§ The task: Restate every entry word for word.

§ Dataset content:
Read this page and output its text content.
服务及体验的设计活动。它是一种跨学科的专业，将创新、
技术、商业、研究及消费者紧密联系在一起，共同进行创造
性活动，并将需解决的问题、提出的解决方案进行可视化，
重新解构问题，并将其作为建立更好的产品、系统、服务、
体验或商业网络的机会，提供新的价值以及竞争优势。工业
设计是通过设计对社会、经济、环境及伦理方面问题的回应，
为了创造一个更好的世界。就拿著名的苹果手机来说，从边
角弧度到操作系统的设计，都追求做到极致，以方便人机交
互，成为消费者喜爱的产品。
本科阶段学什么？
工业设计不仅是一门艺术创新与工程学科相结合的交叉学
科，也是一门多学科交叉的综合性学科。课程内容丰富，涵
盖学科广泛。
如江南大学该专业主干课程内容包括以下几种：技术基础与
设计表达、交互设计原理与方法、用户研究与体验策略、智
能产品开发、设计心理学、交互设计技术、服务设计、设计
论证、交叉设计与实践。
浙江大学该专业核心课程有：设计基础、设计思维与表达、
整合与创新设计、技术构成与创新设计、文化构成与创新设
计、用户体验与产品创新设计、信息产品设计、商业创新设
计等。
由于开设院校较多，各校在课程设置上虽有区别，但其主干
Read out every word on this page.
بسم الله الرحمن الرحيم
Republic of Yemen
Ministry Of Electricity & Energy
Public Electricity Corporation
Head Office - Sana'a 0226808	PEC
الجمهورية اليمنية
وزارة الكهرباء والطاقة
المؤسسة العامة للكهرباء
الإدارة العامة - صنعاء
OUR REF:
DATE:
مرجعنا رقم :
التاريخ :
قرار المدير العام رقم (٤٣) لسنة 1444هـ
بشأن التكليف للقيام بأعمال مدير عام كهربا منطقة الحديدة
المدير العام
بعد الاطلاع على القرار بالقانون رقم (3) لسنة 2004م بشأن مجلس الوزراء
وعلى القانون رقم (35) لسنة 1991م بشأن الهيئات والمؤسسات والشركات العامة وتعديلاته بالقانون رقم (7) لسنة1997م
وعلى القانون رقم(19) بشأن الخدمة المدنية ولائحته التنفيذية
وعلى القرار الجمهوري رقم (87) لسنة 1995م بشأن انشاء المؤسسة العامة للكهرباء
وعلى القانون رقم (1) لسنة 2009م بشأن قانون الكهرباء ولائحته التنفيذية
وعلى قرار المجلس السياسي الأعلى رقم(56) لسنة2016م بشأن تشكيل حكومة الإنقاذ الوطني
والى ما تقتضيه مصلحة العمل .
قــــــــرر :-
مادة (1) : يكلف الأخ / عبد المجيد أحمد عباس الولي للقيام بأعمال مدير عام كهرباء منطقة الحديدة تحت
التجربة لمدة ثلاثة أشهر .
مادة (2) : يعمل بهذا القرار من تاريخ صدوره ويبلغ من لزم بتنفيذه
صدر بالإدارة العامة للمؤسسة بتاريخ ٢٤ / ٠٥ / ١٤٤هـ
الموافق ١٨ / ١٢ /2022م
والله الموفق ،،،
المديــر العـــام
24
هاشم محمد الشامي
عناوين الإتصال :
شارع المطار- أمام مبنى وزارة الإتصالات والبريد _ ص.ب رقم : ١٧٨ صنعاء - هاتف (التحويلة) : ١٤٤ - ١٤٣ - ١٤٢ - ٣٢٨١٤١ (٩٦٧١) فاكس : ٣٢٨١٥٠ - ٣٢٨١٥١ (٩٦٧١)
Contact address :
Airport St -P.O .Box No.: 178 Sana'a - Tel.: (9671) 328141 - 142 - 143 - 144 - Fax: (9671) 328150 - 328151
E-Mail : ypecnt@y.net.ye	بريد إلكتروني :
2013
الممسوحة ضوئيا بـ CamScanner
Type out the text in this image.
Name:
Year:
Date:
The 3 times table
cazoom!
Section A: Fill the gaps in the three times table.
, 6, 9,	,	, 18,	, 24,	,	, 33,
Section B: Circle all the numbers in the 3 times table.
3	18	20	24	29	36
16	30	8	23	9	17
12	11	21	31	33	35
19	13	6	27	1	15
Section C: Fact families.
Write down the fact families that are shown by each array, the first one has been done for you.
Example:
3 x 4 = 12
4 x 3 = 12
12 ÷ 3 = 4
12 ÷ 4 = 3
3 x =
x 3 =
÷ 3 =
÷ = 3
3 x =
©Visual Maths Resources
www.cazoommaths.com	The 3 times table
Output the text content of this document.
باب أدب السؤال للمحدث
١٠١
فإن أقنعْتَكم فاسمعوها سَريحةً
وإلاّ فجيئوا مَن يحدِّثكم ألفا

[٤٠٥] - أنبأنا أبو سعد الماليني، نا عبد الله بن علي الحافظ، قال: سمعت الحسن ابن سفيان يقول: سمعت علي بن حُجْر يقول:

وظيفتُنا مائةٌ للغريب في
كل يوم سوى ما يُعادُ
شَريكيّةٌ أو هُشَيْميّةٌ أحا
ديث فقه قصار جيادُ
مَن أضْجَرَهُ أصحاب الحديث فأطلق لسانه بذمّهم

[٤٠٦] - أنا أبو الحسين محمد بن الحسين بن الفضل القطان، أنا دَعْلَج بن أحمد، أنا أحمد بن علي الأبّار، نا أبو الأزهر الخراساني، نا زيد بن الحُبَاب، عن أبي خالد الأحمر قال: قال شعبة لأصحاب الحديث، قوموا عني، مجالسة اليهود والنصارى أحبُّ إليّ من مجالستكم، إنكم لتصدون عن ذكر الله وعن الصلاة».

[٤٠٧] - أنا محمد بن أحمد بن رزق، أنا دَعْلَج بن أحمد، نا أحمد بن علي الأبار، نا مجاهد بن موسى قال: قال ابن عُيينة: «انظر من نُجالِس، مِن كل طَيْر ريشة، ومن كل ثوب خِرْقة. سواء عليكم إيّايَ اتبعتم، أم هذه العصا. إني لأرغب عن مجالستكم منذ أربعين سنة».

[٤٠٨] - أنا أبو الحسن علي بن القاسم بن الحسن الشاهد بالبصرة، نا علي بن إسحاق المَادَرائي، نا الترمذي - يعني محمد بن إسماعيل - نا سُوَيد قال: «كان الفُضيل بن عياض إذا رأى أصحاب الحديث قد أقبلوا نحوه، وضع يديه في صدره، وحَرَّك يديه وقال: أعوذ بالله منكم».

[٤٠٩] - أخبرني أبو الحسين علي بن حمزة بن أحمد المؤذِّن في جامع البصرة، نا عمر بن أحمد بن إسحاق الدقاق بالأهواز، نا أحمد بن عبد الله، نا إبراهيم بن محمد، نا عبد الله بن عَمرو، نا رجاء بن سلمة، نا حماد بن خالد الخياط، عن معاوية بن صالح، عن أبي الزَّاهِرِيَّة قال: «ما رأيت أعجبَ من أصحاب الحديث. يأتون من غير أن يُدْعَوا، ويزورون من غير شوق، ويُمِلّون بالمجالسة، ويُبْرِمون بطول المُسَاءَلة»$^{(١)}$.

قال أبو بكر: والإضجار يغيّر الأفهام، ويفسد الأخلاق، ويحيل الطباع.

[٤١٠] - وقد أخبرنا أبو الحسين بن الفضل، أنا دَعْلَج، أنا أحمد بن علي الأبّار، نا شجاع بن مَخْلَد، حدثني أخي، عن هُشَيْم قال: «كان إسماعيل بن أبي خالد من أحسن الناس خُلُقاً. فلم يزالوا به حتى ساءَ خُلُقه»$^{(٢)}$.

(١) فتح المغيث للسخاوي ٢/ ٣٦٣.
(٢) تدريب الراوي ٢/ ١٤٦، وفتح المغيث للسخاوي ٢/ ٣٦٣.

§ Task solution:
Read this page and output its text content.
服务及体验的设计活动。它是一种跨学科的专业，将创新、
技术、商业、研究及消费者紧密联系在一起，共同进行创造
性活动，并将需解决的问题、提出的解决方案进行可视化，
重新解构问题，并将其作为建立更好的产品、系统、服务、
体验或商业网络的机会，提供新的价值以及竞争优势。工业
设计是通过设计对社会、经济、环境及伦理方面问题的回应，
为了创造一个更好的世界。就拿著名的苹果手机来说，从边
角弧度到操作系统的设计，都追求做到极致，以方便人机交
互，成为消费者喜爱的产品。
本科阶段学什么？
工业设计不仅是一门艺术创新与工程学科相结合的交叉学
科，也是一门多学科交叉的综合性学科。课程内容丰富，涵
盖学科广泛。
如江南大学该专业主干课程内容包括以下几种：技术基础与
设计表达、交互设计原理与方法、用户研究与体验策略、智
能产品开发、设计心理学、交互设计技术、服务设计、设计
论证、交叉设计与实践。
浙江大学该专业核心课程有：设计基础、设计思维与表达、
整合与创新设计、技术构成与创新设计、文化构成与创新设
计、用户体验与产品创新设计、信息产品设计、商业创新设
计等。
由于开设院校较多，各校在课程设置上虽有区别，但其主干
Read out every word on this page.
بسم الله الرحمن الرحيم
Republic of Yemen
Ministry Of Electricity & Energy
Public Electricity Corporation
Head Office - Sana'a 0226808	PEC
الجمهورية اليمنية
وزارة الكهرباء والطاقة
المؤسسة العامة للكهرباء
الإدارة العامة - صنعاء
OUR REF:
DATE:
مرجعنا رقم :
التاريخ :
قرار المدير العام رقم (٤٣) لسنة 1444هـ
بشأن التكليف للقيام بأعمال مدير عام كهربا منطقة الحديدة
المدير العام
بعد الاطلاع على القرار بالقانون رقم (3) لسنة 2004م بشأن مجلس الوزراء
وعلى القانون رقم (35) لسنة 1991م بشأن الهيئات والمؤسسات والشركات العامة وتعديلاته بالقانون رقم (7) لسنة1997م
وعلى القانون رقم(19) بشأن الخدمة المدنية ولائحته التنفيذية
وعلى القرار الجمهوري رقم (87) لسنة 1995م بشأن انشاء المؤسسة العامة للكهرباء
وعلى القانون رقم (1) لسنة 2009م بشأن قانون الكهرباء ولائحته التنفيذية
وعلى قرار المجلس السياسي الأعلى رقم(56) لسنة2016م بشأن تشكيل حكومة الإنقاذ الوطني
والى ما تقتضيه مصلحة العمل .
قــــــــرر :-
مادة (1) : يكلف الأخ / عبد المجيد أحمد عباس الولي للقيام بأعمال مدير عام كهرباء منطقة الحديدة تحت
التجربة لمدة ثلاثة أشهر .
مادة (2) : يعمل بهذا القرار من تاريخ صدوره ويبلغ من لزم بتنفيذه
صدر بالإدارة العامة للمؤسسة بتاريخ ٢٤ / ٠٥ / ١٤٤هـ
الموافق ١٨ / ١٢ /2022م
والله الموفق ،،،
المديــر العـــام
24
هاشم محمد الشامي
عناوين الإتصال :
شارع المطار- أمام مبنى وزارة الإتصالات والبريد _ ص.ب رقم : ١٧٨ صنعاء - هاتف (التحويلة) : ١٤٤ - ١٤٣ - ١٤٢ - ٣٢٨١٤١ (٩٦٧١) فاكس : ٣٢٨١٥٠ - ٣٢٨١٥١ (٩٦٧١)
Contact address :
Airport St -P.O .Box No.: 178 Sana'a - Tel.: (9671) 328141 - 142 - 143 - 144 - Fax: (9671) 328150 - 328151
E-Mail : ypecnt@y.net.ye	بريد إلكتروني :
2013
الممسوحة ضوئيا بـ CamScanner
Type out the text in this image.
Name:
Year:
Date:
The 3 times table
cazoom!
Section A: Fill the gaps in the three times table.
, 6, 9,	,	, 18,	, 24,	,	, 33,
Section B: Circle all the numbers in the 3 times table.
3	18	20	24	29	36
16	30	8	23	9	17
12	11	21	31	33	35
19	13	6	27	1	15
Section C: Fact families.
Write down the fact families that are shown by each array, the first one has been done for you.
Example:
3 x 4 = 12
4 x 3 = 12
12 ÷ 3 = 4
12 ÷ 4 = 3
3 x =
x 3 =
÷ 3 =
÷ = 3
3 x =
©Visual Maths Resources
www.cazoommaths.com	The 3 times table
Output the text content of this document.
باب أدب السؤال للمحدث
١٠١
فإن أقنعْتَكم فاسمعوها سَريحةً
وإلاّ فجيئوا مَن يحدِّثكم ألفا

[٤٠٥] - أنبأنا أبو سعد الماليني، نا عبد الله بن علي الحافظ، قال: سمعت الحسن ابن سفيان يقول: سمعت علي بن حُجْر يقول:

وظيفتُنا مائةٌ للغريب في
كل يوم سوى ما يُعادُ
شَريكيّةٌ أو هُشَيْميّةٌ أحا
ديث فقه قصار جيادُ
مَن أضْجَرَهُ أصحاب الحديث فأطلق لسانه بذمّهم

[٤٠٦] - أنا أبو الحسين محمد بن الحسين بن الفضل القطان، أنا دَعْلَج بن أحمد، أنا أحمد بن علي الأبّار، نا أبو الأزهر الخراساني، نا زيد بن الحُبَاب، عن أبي خالد الأحمر قال: قال شعبة لأصحاب الحديث، قوموا عني، مجالسة اليهود والنصارى أحبُّ إليّ من مجالستكم، إنكم لتصدون عن ذكر الله وعن الصلاة».

[٤٠٧] - أنا محمد بن أحمد بن رزق، أنا دَعْلَج بن أحمد، نا أحمد بن علي الأبار، نا مجاهد بن موسى قال: قال ابن عُيينة: «انظر من نُجالِس، مِن كل طَيْر ريشة، ومن كل ثوب خِرْقة. سواء عليكم إيّايَ اتبعتم، أم هذه العصا. إني لأرغب عن مجالستكم منذ أربعين سنة».

[٤٠٨] - أنا أبو الحسن علي بن القاسم بن الحسن الشاهد بالبصرة، نا علي بن إسحاق المَادَرائي، نا الترمذي - يعني محمد بن إسماعيل - نا سُوَيد قال: «كان الفُضيل بن عياض إذا رأى أصحاب الحديث قد أقبلوا نحوه، وضع يديه في صدره، وحَرَّك يديه وقال: أعوذ بالله منكم».

[٤٠٩] - أخبرني أبو الحسين علي بن حمزة بن أحمد المؤذِّن في جامع البصرة، نا عمر بن أحمد بن إسحاق الدقاق بالأهواز، نا أحمد بن عبد الله، نا إبراهيم بن محمد، نا عبد الله بن عَمرو، نا رجاء بن سلمة، نا حماد بن خالد الخياط، عن معاوية بن صالح، عن أبي الزَّاهِرِيَّة قال: «ما رأيت أعجبَ من أصحاب الحديث. يأتون من غير أن يُدْعَوا، ويزورون من غير شوق، ويُمِلّون بالمجالسة، ويُبْرِمون بطول المُسَاءَلة»$^{(١)}$.

قال أبو بكر: والإضجار يغيّر الأفهام، ويفسد الأخلاق، ويحيل الطباع.

[٤١٠] - وقد أخبرنا أبو الحسين بن الفضل، أنا دَعْلَج، أنا أحمد بن علي الأبّار، نا شجاع بن مَخْلَد، حدثني أخي، عن هُشَيْم قال: «كان إسماعيل بن أبي خالد من أحسن الناس خُلُقاً. فلم يزالوا به حتى ساءَ خُلُقه»$^{(٢)}$.

(١) فتح المغيث للسخاوي ٢/ ٣٦٣.
(٢) تدريب الراوي ٢/ ١٤٦، وفتح المغيث للسخاوي ٢/ ٣٦٣.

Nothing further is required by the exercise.